--- begin RAW DATA ---
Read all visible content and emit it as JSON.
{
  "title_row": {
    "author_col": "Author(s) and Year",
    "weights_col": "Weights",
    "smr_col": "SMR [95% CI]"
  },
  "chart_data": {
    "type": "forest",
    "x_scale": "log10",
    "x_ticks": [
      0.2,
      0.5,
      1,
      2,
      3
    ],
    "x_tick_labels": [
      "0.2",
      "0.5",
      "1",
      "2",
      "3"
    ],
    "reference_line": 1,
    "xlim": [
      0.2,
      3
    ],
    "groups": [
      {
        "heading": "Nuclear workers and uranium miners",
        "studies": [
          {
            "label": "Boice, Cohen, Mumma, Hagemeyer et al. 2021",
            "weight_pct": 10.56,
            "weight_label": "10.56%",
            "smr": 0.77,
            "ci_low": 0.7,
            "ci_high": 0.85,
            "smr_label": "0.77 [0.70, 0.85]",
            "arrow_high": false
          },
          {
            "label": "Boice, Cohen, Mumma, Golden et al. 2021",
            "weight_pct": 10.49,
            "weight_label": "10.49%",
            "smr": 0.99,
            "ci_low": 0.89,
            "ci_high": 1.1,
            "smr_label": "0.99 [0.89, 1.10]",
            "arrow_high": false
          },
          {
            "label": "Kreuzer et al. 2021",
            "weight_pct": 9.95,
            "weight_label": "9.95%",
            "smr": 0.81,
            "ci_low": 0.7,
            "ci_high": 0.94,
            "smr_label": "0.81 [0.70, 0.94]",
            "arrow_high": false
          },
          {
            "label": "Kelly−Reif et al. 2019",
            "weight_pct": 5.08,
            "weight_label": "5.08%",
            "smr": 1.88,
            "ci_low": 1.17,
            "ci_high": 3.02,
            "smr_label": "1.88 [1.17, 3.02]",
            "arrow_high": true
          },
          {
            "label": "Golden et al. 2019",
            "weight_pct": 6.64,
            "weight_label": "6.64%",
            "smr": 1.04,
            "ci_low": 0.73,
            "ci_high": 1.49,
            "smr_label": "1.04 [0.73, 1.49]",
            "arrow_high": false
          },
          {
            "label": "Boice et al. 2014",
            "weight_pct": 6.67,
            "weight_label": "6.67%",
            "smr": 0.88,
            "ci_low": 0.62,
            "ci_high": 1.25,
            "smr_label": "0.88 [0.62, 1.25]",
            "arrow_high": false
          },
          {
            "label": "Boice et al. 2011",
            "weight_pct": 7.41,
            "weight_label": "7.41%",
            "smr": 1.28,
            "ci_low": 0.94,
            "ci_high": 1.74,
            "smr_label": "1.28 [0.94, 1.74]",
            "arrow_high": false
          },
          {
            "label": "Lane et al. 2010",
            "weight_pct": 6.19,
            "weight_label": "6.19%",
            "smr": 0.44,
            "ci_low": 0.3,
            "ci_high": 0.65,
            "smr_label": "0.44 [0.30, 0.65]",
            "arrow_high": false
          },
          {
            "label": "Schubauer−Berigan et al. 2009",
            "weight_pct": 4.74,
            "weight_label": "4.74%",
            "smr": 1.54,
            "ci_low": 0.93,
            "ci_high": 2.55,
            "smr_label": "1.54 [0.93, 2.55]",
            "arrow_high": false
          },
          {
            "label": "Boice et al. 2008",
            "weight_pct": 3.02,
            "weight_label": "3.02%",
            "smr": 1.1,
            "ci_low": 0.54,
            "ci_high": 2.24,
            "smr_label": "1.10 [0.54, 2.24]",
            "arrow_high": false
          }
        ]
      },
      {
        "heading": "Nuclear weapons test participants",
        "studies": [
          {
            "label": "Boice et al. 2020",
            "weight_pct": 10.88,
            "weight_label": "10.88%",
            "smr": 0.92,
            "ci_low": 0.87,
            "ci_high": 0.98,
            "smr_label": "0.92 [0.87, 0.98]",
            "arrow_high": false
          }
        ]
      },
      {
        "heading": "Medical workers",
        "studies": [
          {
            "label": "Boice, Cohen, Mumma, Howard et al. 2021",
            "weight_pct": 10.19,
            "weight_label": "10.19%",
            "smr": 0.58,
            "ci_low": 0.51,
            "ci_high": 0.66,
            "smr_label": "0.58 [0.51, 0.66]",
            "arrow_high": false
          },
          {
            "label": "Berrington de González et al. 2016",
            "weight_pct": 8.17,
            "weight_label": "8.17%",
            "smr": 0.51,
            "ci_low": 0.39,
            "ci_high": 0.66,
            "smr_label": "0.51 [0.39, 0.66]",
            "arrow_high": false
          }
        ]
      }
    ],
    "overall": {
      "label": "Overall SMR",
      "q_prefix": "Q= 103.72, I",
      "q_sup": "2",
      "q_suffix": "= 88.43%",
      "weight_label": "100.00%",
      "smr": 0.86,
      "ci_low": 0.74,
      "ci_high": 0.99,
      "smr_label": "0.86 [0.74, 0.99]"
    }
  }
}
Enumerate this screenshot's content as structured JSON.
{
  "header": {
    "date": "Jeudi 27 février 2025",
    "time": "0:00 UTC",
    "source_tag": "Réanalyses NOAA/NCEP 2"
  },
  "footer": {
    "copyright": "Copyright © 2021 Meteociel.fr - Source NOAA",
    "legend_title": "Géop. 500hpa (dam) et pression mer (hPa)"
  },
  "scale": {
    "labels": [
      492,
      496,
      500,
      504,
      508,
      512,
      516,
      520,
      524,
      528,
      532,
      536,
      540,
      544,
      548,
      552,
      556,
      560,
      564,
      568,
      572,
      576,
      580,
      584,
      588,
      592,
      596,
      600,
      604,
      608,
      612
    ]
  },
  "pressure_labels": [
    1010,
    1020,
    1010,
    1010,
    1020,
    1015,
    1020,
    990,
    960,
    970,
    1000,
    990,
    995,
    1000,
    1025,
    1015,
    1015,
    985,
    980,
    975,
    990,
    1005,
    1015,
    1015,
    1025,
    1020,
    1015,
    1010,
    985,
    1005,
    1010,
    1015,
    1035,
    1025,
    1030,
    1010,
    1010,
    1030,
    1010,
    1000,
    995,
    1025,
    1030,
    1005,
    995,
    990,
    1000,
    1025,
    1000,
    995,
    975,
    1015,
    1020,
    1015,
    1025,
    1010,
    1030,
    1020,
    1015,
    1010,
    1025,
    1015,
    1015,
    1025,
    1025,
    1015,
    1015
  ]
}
--- end RAW DATA ---
* [DIRECTIONS]: Check all the records above and select each line where the string "Mumma" is found.

* [WORKED ANSWER]:
            "label": "Boice, Cohen, Mumma, Hagemeyer et al. 2021",
            "label": "Boice, Cohen, Mumma, Golden et al. 2021",
            "label": "Boice, Cohen, Mumma, Howard et al. 2021",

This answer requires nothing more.